## TASK DETAILS
Reproduce the entries verbatim, from the start of the entries through the line containing "radio-button[interactable] xyxy=(749,373,771,395)", including both ends.

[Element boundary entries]
= = = =
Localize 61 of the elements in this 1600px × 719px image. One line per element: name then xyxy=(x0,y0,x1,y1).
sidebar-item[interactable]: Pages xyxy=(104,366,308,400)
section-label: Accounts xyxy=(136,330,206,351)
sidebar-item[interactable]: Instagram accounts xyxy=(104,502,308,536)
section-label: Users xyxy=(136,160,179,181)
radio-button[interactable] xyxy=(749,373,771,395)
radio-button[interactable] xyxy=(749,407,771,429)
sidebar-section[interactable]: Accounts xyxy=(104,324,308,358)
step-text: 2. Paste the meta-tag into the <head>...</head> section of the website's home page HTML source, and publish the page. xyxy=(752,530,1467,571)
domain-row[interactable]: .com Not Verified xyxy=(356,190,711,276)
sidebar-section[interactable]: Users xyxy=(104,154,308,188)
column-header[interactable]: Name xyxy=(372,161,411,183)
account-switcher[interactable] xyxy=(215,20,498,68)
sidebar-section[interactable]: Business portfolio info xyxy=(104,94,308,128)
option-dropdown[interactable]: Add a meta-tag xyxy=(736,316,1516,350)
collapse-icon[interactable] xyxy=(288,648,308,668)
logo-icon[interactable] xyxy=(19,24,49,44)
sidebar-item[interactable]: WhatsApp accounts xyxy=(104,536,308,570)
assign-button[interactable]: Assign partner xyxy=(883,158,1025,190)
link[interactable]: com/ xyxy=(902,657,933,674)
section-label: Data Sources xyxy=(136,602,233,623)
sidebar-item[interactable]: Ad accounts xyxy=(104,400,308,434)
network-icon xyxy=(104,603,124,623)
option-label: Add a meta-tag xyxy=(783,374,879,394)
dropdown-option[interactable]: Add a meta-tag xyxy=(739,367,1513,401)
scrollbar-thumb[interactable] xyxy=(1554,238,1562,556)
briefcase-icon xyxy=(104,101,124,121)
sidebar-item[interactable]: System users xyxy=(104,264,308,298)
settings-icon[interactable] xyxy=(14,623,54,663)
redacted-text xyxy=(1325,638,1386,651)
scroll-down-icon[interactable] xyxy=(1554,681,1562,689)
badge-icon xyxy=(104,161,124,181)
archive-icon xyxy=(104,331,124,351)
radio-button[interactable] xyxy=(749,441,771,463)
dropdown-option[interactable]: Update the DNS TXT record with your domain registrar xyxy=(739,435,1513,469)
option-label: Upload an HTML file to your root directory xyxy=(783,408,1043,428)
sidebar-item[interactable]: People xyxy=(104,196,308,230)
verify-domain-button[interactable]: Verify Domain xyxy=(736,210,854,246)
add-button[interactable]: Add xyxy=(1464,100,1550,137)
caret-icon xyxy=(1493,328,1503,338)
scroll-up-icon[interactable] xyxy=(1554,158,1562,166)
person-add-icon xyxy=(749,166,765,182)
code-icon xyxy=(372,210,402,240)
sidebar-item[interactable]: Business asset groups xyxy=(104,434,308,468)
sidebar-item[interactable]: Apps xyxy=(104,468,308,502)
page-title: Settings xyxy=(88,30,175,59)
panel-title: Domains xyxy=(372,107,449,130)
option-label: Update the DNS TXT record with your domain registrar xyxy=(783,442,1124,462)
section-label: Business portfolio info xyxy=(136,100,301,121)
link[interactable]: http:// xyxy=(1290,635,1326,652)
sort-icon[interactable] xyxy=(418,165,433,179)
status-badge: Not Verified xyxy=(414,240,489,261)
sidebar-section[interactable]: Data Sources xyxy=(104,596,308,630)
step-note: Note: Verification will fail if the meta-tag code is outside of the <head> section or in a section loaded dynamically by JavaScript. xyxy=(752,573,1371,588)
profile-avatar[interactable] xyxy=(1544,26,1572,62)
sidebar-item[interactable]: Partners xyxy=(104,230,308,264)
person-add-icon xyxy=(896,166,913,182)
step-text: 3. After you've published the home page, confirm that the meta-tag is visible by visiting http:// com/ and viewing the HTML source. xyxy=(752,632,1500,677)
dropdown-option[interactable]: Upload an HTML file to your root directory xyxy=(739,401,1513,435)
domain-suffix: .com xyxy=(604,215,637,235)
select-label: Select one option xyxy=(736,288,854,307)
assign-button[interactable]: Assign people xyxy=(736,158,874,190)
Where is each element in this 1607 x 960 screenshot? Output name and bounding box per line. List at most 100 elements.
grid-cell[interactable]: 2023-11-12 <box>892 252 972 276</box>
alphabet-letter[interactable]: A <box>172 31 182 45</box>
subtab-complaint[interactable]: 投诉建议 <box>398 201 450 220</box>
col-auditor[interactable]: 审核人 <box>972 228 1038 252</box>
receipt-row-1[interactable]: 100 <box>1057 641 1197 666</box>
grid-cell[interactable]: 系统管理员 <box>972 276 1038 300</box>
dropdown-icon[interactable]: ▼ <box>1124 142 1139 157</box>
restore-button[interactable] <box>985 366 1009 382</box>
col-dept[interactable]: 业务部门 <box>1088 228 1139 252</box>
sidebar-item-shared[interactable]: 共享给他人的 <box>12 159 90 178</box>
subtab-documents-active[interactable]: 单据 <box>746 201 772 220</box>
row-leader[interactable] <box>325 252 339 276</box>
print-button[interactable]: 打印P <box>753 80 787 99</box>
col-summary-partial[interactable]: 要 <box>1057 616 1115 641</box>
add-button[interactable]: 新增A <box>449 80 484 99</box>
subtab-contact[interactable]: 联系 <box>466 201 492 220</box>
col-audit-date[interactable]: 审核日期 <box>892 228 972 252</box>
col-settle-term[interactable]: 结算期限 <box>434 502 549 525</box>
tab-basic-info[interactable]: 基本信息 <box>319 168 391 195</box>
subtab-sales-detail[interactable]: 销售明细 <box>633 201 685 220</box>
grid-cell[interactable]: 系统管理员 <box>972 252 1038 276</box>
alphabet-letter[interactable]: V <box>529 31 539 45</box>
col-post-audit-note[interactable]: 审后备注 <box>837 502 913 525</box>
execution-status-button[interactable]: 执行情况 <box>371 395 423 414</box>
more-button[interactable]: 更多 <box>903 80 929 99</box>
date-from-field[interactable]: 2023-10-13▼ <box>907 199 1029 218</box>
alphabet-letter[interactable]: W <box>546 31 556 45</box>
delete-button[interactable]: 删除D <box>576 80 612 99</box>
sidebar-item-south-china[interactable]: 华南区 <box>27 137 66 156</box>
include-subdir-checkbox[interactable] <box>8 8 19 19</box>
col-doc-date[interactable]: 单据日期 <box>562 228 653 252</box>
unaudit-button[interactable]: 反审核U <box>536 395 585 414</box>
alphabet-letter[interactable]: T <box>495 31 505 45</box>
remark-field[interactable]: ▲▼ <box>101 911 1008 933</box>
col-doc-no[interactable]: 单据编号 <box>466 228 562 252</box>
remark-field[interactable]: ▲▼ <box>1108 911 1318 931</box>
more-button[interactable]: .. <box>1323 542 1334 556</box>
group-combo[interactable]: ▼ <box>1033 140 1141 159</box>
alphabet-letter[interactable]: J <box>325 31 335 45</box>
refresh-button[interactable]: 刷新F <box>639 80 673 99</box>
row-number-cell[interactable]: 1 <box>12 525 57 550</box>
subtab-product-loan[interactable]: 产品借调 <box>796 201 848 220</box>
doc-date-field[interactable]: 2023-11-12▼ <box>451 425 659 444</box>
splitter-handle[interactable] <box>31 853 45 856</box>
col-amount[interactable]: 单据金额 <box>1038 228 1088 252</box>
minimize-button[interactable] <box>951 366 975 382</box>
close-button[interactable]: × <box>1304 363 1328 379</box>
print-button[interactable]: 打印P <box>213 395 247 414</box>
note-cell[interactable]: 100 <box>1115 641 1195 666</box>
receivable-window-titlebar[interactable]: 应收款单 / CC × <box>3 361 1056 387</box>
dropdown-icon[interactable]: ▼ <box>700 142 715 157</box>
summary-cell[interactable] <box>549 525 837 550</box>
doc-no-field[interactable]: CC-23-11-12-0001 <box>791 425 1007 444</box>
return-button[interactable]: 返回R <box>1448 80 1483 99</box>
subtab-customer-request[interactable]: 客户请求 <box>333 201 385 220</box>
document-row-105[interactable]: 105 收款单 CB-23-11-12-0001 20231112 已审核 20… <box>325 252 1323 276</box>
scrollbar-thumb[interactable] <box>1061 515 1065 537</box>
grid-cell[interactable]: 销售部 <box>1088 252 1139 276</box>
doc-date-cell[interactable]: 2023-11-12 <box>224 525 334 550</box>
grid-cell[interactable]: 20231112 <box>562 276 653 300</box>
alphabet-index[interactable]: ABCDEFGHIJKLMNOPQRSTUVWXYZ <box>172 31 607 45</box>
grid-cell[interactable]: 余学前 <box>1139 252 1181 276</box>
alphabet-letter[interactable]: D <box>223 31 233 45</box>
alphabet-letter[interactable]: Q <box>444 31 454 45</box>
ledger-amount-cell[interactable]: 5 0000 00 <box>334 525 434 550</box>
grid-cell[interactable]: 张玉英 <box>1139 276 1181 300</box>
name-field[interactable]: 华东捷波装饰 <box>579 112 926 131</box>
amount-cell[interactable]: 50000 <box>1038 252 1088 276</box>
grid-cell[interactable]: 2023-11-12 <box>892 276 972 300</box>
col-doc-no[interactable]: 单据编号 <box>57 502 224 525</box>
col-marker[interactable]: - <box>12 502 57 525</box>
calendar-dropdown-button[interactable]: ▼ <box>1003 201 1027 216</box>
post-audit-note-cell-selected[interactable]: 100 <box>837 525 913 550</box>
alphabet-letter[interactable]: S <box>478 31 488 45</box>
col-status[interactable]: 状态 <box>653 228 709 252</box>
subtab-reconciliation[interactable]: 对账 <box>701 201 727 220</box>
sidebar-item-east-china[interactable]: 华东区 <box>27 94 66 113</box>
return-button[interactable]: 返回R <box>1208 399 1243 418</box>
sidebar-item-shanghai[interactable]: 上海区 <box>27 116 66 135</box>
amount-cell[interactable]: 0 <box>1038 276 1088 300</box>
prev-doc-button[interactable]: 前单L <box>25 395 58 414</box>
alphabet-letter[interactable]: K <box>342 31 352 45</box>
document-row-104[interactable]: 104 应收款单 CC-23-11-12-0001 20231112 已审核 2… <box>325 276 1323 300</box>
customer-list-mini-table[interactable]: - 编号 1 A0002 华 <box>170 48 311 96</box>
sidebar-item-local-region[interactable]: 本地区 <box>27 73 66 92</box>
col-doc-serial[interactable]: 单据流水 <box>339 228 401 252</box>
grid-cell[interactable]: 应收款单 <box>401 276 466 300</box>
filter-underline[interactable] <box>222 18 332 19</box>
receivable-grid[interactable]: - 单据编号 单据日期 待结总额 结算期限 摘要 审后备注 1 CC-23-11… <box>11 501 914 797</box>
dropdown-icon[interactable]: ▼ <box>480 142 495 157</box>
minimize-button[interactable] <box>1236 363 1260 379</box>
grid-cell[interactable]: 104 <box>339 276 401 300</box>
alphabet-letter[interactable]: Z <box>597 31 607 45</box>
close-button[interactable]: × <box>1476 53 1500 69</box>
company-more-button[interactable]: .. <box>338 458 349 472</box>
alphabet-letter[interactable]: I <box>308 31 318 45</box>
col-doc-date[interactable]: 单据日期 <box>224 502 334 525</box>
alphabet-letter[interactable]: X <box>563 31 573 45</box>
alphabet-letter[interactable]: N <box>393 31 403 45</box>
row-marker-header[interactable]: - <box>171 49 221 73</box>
= = = =
## TASK RESPONSE
Localize 61 of the elements in this 1600px × 719px image. One line per element: name then xyxy=(x0,y0,x1,y1).
sidebar-item[interactable]: Pages xyxy=(104,366,308,400)
section-label: Accounts xyxy=(136,330,206,351)
sidebar-item[interactable]: Instagram accounts xyxy=(104,502,308,536)
section-label: Users xyxy=(136,160,179,181)
radio-button[interactable] xyxy=(749,373,771,395)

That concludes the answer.